● Work required
In the records below, work out how many lines hold the word "page". Report the number alone.

● Data for this exercise
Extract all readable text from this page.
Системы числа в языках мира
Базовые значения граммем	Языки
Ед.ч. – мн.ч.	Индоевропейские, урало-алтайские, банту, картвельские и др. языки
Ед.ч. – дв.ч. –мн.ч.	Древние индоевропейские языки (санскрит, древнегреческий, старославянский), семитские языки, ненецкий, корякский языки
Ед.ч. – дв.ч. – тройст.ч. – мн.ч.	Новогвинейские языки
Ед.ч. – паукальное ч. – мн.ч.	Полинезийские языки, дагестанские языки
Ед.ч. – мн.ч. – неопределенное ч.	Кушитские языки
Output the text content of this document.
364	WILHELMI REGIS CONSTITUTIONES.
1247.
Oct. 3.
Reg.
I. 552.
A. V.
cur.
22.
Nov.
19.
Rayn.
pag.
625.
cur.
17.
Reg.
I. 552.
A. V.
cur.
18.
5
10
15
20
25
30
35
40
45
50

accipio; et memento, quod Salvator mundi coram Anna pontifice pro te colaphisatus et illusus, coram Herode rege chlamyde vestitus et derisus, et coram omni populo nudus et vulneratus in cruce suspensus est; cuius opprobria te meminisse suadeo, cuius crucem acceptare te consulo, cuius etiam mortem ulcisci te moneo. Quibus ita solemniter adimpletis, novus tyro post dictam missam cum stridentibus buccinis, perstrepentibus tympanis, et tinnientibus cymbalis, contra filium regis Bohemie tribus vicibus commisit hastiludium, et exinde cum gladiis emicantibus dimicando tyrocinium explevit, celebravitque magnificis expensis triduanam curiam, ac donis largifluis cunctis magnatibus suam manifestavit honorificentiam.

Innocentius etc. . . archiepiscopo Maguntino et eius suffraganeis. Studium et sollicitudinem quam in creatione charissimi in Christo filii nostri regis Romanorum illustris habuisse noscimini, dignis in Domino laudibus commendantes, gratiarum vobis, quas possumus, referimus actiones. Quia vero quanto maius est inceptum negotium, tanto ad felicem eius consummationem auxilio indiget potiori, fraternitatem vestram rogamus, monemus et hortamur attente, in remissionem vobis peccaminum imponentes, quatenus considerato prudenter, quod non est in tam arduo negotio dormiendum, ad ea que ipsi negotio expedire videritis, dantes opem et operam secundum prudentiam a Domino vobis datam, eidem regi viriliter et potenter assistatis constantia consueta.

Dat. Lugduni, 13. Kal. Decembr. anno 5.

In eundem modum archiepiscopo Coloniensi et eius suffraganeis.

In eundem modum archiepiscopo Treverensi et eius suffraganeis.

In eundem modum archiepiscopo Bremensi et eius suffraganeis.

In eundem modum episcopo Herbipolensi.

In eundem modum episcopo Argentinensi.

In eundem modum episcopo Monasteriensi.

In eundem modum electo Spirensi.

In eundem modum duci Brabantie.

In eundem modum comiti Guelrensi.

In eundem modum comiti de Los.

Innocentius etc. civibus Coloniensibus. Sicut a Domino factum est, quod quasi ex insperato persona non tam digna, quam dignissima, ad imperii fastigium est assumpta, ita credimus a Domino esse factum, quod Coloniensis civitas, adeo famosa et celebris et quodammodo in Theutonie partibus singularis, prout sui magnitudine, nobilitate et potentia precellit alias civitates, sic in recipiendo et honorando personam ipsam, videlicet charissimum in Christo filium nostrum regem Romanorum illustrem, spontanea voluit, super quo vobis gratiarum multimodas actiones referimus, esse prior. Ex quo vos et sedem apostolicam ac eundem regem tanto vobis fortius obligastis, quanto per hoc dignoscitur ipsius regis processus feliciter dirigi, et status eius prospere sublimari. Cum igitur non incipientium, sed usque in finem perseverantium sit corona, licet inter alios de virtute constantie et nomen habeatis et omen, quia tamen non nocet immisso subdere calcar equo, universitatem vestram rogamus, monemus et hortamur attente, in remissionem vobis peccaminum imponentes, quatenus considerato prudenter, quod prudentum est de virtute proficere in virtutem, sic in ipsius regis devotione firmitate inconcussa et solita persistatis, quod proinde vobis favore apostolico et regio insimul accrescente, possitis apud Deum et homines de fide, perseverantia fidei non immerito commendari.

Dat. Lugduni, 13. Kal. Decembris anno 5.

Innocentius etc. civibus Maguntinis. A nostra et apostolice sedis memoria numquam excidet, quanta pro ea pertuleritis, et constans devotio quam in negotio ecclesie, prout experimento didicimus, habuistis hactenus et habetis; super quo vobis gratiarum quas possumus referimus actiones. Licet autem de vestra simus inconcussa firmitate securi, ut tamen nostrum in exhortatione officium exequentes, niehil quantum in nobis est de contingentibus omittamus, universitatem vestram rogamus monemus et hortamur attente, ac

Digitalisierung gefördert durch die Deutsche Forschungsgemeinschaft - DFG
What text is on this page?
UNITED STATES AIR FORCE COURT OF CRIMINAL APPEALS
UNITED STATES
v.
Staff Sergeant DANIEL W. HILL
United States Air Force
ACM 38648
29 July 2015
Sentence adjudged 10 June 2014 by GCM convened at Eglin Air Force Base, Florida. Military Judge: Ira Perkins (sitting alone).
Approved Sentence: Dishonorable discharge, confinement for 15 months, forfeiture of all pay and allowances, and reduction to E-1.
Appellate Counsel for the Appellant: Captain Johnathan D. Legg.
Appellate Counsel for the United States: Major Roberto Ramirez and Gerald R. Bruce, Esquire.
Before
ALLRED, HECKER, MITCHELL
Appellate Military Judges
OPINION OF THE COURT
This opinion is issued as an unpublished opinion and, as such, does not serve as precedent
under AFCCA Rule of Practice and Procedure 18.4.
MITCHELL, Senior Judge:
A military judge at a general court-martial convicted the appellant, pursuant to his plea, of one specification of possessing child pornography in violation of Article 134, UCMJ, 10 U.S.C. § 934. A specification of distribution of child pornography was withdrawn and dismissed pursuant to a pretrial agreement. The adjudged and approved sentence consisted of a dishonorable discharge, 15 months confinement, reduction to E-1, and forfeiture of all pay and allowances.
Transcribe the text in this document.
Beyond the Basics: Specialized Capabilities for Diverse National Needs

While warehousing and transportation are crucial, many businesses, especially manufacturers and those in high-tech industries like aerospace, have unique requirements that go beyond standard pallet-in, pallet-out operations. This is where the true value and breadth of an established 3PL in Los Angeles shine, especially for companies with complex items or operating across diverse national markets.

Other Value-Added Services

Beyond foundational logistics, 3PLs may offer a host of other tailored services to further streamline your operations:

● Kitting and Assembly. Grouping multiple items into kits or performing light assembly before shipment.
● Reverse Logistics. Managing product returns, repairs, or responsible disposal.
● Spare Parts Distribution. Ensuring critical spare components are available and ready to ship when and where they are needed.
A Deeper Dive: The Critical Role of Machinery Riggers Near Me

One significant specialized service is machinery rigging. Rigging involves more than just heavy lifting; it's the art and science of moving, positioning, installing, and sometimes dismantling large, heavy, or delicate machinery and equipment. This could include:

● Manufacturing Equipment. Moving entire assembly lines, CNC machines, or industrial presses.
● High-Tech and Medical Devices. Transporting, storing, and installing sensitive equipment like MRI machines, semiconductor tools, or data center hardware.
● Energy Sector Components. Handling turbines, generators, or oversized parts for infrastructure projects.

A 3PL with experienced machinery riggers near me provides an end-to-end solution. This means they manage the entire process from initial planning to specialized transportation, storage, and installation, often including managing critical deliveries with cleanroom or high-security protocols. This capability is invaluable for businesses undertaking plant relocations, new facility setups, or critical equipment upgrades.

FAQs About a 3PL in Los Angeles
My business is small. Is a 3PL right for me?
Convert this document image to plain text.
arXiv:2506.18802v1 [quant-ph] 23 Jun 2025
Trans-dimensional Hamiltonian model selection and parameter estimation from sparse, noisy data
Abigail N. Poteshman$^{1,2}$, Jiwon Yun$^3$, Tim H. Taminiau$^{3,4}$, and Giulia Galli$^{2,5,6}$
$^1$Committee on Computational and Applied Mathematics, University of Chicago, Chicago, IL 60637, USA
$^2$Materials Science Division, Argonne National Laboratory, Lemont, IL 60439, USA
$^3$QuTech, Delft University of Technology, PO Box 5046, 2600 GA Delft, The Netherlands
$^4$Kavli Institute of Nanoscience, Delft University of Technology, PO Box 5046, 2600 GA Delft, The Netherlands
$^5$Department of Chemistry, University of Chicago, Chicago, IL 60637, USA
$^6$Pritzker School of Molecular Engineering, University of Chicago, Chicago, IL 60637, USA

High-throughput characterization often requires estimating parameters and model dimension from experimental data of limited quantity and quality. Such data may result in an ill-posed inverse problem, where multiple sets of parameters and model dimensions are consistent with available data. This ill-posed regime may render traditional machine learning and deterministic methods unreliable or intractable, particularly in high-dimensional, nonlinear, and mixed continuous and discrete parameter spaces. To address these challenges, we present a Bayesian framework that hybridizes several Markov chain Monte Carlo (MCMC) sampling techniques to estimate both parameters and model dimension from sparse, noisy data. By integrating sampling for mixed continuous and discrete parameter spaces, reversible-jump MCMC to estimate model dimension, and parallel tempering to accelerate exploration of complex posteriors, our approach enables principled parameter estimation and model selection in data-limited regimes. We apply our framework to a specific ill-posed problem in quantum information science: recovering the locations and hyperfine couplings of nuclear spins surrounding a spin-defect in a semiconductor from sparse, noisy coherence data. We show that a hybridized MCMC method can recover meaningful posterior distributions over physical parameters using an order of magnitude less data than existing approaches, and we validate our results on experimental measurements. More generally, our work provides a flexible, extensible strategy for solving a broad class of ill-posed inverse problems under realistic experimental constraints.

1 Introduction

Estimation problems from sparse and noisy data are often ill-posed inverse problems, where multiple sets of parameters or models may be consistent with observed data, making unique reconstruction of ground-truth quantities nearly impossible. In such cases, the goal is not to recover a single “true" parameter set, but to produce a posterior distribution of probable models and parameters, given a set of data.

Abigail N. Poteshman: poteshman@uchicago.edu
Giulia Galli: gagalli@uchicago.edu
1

● Finished answer
2